SHORT EXERCISE:
Print all records exactly, leaving nothing out.

INPUT RECORDS:
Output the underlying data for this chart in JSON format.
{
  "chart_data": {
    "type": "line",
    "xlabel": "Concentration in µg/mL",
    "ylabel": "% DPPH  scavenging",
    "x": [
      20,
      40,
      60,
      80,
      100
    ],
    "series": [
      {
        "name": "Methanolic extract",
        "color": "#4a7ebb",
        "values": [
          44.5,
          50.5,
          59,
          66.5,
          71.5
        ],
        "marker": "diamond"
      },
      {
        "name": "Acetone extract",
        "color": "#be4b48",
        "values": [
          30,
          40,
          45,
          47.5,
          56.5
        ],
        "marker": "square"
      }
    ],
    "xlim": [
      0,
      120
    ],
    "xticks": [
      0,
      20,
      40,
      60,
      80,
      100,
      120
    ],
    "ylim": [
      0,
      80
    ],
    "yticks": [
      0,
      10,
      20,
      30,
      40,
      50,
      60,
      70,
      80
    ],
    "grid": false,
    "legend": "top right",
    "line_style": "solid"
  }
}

FINISHED TASK:
Output the underlying data for this chart in JSON format.
{
  "chart_data": {
    "type": "line",
    "xlabel": "Concentration in µg/mL",
    "ylabel": "% DPPH  scavenging",
    "x": [
      20,
      40,
      60,
      80,
      100
    ],
    "series": [
      {
        "name": "Methanolic extract",
        "color": "#4a7ebb",
        "values": [
          44.5,
          50.5,
          59,
          66.5,
          71.5
        ],
        "marker": "diamond"
      },
      {
        "name": "Acetone extract",
        "color": "#be4b48",
        "values": [
          30,
          40,
          45,
          47.5,
          56.5
        ],
        "marker": "square"
      }
    ],
    "xlim": [
      0,
      120
    ],
    "xticks": [
      0,
      20,
      40,
      60,
      80,
      100,
      120
    ],
    "ylim": [
      0,
      80
    ],
    "yticks": [
      0,
      10,
      20,
      30,
      40,
      50,
      60,
      70,
      80
    ],
    "grid": false,
    "legend": "top right",
    "line_style": "solid"
  }
}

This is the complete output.